• [What the task asks]
From the entries below, report how many lines contain the string "SRMTID". Give only that number.

(Items from a dataset)
-------------------------

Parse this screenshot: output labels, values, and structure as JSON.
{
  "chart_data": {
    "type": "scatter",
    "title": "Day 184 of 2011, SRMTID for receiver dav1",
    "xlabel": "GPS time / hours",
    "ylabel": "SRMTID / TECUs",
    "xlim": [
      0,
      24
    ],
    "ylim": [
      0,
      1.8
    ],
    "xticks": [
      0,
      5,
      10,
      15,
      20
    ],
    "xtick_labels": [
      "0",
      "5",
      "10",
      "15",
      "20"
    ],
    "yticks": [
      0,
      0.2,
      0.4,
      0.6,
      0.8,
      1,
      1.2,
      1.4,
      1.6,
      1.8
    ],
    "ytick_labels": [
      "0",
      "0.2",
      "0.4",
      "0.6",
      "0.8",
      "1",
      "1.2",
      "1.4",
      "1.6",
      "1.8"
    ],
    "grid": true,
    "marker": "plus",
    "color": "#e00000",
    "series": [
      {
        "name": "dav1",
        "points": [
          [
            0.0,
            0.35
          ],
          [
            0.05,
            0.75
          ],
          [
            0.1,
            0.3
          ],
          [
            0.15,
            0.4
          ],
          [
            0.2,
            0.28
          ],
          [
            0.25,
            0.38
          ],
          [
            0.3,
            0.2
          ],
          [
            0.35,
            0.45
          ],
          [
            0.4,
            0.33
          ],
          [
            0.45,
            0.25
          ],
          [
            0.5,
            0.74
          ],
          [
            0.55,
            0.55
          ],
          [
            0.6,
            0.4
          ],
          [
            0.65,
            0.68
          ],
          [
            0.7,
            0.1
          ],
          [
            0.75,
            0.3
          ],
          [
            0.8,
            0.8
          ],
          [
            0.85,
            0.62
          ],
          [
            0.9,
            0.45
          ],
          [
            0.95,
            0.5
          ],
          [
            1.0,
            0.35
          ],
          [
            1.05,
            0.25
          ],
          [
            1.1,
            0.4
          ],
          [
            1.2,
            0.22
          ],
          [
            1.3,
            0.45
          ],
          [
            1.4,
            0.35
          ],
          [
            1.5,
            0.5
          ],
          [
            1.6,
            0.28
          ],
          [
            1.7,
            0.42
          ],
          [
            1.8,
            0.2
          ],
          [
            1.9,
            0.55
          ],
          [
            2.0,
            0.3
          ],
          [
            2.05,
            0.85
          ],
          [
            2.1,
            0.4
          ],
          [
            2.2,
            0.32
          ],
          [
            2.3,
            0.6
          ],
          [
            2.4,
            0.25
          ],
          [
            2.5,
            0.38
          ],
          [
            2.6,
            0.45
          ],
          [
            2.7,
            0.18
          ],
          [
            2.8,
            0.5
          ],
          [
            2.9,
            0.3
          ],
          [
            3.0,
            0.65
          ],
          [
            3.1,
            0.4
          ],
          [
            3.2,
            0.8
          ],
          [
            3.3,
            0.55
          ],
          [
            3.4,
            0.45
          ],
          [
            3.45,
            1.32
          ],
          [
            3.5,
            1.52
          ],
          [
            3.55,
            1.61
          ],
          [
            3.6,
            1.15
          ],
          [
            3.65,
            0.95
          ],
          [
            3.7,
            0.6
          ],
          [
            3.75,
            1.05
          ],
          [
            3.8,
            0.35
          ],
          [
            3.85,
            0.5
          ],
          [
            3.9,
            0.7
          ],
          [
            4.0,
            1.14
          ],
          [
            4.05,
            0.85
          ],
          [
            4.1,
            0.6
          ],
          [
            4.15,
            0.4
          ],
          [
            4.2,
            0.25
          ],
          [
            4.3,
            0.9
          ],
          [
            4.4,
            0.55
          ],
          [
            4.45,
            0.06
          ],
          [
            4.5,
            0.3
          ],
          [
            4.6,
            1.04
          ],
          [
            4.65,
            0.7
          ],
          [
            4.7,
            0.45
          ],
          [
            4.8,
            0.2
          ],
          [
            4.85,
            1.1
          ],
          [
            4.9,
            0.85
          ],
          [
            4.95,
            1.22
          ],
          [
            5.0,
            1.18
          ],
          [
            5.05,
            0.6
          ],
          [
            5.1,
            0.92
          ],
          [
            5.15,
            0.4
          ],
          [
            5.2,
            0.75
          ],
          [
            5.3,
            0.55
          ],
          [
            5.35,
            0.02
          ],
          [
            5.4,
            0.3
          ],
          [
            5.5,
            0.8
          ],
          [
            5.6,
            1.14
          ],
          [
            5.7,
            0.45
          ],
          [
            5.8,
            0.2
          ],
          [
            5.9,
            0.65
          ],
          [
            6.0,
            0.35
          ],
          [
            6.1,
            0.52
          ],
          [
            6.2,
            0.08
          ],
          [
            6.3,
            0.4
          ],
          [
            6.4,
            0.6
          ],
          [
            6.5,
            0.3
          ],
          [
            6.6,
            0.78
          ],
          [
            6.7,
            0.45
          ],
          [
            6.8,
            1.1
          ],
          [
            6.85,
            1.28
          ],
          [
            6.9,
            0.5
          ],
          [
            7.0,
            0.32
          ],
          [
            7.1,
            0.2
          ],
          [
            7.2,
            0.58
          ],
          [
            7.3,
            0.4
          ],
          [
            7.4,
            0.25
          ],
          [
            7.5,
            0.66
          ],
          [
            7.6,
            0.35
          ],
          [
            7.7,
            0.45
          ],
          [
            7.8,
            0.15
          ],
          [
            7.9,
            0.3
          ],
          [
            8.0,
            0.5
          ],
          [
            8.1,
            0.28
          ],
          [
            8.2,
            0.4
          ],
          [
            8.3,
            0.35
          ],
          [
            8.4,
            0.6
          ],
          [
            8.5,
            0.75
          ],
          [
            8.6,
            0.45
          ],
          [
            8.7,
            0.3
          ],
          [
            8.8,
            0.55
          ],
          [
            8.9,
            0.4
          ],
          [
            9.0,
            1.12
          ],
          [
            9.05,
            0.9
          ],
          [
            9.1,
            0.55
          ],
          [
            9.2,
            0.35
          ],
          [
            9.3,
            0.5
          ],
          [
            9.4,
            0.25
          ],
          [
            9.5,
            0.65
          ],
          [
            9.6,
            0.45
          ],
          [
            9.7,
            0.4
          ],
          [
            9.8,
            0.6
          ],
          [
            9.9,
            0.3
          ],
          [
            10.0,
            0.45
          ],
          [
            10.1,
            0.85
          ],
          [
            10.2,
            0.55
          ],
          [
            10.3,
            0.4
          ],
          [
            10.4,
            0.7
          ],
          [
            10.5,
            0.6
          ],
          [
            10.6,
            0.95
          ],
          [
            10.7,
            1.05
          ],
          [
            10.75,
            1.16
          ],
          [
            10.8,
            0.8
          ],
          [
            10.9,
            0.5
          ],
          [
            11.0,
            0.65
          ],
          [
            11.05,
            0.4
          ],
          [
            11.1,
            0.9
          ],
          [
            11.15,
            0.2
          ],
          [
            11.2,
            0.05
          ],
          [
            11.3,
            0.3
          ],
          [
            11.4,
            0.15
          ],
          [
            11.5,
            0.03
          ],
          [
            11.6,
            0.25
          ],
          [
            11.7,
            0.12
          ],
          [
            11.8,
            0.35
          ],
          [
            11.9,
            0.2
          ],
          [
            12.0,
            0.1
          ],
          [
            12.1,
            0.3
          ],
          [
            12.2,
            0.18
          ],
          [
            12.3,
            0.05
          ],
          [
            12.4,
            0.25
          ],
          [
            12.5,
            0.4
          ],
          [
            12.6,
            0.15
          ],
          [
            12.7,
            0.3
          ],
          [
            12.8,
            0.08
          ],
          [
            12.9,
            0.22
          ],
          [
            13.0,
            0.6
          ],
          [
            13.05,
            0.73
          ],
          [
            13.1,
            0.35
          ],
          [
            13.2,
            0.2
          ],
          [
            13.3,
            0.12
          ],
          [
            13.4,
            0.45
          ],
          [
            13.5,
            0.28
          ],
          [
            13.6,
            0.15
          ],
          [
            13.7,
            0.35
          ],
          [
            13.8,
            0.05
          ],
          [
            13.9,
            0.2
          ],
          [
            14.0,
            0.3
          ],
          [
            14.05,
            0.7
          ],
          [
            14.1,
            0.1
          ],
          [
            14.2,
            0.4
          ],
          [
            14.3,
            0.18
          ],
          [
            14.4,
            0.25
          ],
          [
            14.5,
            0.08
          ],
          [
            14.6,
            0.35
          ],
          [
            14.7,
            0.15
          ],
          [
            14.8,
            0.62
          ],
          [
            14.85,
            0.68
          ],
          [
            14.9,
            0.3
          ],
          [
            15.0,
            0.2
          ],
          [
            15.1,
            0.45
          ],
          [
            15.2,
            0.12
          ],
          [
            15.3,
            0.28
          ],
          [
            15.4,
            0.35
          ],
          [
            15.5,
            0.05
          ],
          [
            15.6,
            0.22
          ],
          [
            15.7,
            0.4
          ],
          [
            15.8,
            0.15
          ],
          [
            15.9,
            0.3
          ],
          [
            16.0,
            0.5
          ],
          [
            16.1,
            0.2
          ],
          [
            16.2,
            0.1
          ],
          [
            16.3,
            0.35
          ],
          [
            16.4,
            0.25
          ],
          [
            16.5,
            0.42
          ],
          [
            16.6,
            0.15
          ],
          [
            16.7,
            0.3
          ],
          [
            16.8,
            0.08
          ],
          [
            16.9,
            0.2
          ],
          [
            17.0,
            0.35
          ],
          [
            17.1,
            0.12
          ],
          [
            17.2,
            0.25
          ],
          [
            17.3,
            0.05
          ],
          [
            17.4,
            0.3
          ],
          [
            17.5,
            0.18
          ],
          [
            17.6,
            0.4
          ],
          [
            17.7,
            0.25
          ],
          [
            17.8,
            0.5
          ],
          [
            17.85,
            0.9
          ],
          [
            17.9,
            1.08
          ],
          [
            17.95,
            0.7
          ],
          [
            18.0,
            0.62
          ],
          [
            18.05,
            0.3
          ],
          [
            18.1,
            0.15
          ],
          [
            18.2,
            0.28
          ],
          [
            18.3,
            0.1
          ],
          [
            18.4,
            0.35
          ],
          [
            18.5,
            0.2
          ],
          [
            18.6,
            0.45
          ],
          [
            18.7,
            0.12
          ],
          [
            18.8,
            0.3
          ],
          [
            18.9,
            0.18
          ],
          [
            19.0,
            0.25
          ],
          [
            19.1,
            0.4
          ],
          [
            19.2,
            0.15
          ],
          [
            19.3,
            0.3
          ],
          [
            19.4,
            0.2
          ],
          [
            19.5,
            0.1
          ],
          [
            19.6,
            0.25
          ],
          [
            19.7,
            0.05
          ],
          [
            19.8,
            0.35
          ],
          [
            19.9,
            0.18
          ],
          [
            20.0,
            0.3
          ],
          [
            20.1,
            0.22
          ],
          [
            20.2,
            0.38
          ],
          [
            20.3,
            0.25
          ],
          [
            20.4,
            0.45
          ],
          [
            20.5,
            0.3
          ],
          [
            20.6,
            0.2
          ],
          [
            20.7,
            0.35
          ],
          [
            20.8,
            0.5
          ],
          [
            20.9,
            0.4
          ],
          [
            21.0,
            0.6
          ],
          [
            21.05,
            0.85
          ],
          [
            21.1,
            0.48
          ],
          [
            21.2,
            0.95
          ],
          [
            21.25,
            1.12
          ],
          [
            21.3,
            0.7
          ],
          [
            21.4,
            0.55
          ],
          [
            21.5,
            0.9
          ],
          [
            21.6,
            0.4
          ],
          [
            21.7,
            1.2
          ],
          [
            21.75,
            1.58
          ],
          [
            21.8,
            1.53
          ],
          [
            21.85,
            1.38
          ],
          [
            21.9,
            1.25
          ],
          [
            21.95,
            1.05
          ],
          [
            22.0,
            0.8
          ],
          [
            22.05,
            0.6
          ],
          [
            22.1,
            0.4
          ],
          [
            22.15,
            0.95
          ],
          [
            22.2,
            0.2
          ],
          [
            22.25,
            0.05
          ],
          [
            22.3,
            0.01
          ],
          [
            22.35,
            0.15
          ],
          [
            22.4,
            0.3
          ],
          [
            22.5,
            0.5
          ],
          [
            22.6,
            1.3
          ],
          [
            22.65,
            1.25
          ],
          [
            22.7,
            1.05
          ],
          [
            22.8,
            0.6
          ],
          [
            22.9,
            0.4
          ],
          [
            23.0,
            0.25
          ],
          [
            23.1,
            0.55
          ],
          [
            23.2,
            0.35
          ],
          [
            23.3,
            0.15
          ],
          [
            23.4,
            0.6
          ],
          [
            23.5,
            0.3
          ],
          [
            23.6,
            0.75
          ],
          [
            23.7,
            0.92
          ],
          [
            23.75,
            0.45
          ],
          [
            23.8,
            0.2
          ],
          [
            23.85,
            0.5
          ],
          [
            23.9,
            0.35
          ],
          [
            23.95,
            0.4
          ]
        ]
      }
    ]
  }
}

-------------------------

• [Full answer]
2